# [WHAT THE EXERCISE ASKS]
Pick out the lines in the listing below that contain the word "screenshot" and copy them.

Stored items from a collection
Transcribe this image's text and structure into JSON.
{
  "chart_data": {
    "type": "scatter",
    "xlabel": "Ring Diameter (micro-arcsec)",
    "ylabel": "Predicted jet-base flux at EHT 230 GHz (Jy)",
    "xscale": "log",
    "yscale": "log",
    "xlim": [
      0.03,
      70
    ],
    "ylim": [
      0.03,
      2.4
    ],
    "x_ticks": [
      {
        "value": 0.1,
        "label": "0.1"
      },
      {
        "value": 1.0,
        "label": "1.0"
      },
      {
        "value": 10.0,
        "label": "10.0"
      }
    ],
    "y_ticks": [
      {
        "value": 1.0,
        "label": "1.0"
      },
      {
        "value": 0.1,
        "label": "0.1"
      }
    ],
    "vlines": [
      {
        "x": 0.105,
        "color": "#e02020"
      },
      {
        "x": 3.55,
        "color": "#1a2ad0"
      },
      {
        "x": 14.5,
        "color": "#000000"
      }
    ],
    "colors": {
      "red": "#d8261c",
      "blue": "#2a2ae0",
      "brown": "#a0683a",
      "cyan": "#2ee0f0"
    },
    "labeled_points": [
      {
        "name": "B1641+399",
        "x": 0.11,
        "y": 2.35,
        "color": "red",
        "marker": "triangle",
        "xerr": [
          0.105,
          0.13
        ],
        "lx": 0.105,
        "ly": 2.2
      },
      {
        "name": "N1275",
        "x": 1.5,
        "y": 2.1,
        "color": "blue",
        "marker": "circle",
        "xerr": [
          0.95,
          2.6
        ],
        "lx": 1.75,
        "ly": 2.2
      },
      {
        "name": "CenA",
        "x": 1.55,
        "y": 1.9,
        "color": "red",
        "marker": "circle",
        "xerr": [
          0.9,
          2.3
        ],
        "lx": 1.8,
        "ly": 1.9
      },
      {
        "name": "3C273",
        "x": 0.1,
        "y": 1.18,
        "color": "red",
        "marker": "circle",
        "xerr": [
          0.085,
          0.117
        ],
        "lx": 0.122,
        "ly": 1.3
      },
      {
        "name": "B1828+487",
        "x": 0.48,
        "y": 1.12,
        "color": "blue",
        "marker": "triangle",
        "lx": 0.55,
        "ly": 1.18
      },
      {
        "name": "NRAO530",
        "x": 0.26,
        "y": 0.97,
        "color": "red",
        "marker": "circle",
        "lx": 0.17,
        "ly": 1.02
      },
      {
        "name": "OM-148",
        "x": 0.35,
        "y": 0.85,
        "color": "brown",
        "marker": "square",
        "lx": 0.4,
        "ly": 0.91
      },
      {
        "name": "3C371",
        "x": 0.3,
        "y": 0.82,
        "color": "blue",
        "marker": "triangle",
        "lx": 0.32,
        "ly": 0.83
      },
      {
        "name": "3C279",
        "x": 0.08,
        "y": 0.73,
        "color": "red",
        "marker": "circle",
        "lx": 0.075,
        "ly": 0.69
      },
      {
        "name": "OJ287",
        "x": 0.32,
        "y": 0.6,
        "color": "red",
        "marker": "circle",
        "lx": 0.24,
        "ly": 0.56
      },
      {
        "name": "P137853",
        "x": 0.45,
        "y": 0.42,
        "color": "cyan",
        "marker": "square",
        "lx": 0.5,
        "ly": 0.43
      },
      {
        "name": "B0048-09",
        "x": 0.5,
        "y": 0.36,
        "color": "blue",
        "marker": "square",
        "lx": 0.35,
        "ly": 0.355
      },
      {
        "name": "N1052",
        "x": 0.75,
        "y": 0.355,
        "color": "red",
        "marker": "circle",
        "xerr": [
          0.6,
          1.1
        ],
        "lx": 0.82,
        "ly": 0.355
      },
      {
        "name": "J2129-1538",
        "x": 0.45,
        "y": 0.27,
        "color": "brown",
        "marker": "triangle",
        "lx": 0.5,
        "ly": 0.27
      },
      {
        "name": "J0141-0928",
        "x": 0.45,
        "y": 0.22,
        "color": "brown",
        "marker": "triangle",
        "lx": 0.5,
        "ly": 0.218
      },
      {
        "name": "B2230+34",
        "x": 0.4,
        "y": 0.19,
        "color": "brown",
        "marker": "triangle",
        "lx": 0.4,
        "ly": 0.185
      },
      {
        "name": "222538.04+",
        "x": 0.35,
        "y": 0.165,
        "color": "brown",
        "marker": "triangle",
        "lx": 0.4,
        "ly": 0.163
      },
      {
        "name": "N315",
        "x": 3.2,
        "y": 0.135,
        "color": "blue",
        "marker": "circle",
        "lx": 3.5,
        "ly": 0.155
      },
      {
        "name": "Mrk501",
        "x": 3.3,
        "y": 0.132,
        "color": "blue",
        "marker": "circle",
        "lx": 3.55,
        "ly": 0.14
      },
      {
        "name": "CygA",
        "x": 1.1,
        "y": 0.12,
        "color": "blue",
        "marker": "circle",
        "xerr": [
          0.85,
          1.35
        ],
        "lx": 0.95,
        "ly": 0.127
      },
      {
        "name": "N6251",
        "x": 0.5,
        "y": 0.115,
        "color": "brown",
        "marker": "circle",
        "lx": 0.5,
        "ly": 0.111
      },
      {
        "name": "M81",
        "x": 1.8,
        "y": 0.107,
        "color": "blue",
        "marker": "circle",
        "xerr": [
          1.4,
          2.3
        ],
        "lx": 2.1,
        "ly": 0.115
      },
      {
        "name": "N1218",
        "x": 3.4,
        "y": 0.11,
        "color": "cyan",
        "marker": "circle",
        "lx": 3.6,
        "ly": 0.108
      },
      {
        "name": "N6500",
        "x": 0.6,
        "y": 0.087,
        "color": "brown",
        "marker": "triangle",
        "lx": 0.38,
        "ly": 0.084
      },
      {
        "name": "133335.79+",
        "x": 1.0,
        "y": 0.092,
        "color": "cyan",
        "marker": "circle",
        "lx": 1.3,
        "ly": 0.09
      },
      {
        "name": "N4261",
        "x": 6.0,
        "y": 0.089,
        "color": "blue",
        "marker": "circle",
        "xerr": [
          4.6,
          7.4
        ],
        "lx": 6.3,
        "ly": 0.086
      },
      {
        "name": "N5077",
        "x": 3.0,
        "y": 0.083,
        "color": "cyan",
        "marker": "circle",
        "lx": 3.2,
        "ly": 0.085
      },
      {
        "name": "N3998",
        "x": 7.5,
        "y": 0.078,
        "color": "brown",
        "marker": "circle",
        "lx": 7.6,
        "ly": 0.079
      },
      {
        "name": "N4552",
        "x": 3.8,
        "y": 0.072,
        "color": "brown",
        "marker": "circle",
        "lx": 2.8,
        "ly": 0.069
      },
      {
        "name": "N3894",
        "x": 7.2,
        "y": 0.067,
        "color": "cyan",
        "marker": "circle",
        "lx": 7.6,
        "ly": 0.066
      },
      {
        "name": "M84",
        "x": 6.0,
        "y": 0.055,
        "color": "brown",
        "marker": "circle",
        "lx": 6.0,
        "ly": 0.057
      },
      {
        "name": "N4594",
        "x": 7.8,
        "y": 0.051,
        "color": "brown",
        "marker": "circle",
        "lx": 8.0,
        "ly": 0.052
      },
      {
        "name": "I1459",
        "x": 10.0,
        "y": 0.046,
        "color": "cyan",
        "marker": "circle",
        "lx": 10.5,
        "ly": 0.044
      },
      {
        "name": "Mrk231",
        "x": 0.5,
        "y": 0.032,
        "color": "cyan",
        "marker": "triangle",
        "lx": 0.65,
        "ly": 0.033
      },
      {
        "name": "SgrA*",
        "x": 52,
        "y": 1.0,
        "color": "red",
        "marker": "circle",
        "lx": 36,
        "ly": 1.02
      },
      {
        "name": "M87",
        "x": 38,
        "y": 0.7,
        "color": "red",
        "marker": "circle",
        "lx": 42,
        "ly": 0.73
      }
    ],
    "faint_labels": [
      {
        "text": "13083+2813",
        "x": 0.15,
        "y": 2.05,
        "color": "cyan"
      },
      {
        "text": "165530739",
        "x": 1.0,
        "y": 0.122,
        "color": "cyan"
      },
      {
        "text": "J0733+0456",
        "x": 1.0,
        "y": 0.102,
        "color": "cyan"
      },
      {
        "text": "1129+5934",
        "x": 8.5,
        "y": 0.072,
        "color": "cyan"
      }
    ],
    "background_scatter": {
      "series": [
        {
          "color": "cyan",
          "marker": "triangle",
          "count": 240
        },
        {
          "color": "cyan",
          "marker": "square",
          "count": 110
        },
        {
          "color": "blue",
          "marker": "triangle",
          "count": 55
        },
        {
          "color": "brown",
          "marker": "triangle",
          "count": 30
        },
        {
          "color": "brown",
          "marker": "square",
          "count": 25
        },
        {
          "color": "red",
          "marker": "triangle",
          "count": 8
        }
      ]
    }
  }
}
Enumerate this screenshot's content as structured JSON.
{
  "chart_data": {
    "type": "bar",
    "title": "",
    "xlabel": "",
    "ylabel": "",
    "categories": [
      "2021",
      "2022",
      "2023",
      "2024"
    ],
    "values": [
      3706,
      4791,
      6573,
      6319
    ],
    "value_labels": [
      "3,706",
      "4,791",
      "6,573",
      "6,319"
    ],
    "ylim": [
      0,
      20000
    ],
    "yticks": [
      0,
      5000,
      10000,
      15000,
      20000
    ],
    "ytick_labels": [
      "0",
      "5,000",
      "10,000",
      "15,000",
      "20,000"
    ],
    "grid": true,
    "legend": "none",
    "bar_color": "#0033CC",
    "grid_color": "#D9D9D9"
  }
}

==

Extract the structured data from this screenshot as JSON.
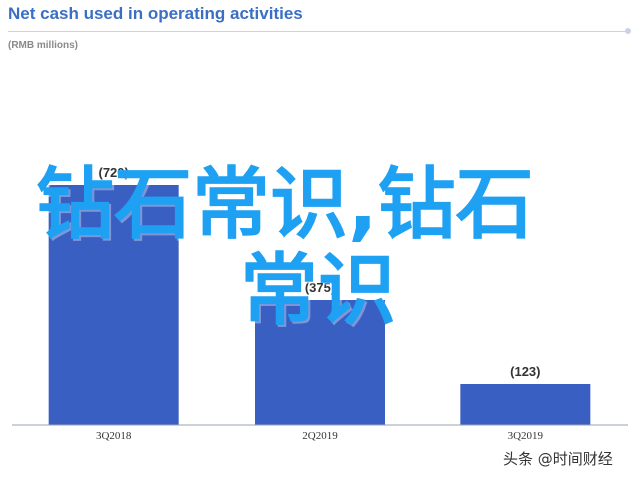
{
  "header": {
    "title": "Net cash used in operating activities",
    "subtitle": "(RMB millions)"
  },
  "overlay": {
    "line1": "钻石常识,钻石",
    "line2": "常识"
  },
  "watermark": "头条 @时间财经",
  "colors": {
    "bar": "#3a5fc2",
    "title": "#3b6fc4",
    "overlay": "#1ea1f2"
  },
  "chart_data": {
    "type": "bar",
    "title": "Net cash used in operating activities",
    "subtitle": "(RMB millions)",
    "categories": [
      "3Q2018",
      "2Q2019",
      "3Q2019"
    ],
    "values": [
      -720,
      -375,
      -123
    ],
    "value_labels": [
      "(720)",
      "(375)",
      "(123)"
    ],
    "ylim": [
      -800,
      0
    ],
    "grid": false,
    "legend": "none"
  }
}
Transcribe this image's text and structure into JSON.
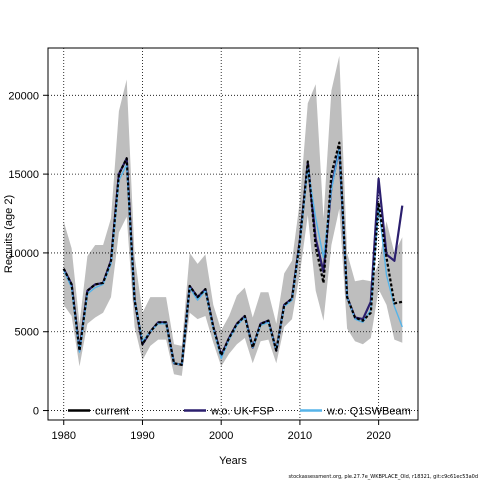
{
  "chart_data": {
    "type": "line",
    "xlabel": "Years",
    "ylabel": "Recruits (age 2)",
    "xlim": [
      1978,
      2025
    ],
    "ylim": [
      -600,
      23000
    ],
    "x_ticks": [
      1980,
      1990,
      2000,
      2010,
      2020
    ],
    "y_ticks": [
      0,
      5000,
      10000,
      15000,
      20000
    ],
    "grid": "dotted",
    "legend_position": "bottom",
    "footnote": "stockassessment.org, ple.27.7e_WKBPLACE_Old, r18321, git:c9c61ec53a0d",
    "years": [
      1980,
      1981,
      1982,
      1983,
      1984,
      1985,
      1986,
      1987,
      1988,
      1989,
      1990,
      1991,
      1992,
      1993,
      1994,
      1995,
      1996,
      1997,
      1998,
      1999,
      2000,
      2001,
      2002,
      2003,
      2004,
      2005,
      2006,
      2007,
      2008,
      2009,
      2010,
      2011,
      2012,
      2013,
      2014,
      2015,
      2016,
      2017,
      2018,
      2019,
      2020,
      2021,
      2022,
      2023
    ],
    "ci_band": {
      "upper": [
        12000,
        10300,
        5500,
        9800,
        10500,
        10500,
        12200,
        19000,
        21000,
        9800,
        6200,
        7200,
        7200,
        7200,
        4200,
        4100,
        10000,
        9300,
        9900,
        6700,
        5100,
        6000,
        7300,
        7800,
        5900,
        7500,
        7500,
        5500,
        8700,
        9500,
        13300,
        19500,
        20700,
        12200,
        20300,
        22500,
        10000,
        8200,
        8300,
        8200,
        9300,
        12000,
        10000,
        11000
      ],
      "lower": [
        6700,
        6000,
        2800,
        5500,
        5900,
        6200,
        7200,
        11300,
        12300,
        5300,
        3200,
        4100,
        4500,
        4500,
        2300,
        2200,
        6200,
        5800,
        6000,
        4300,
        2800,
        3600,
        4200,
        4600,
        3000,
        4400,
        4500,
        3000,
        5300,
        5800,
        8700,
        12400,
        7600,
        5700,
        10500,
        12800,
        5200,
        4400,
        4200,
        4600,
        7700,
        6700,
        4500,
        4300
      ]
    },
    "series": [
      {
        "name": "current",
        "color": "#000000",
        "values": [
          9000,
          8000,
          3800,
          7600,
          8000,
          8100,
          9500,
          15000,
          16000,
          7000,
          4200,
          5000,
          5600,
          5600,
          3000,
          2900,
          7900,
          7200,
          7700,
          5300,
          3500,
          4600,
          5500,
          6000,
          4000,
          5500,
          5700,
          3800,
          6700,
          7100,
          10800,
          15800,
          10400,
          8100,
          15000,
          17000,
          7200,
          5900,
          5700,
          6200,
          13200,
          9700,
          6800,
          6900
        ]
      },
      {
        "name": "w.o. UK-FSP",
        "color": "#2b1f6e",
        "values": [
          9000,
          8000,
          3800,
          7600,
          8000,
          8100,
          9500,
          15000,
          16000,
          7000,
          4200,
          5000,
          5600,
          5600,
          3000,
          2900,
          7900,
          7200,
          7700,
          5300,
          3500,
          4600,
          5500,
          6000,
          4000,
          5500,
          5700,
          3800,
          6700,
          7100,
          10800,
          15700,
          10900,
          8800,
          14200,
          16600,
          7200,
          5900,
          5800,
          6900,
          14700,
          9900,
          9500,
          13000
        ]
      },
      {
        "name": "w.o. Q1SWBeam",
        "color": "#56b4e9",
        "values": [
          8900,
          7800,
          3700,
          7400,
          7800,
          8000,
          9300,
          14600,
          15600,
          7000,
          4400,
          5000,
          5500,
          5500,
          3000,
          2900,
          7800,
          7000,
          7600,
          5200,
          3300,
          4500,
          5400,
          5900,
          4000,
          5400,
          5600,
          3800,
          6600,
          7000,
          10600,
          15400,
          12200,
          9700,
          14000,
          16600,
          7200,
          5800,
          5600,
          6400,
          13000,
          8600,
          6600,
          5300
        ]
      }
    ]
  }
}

# [WORKED ANSWER]
Enumerate this screenshot's content as structured JSON.
Extract the structured data from this screenshot as JSON.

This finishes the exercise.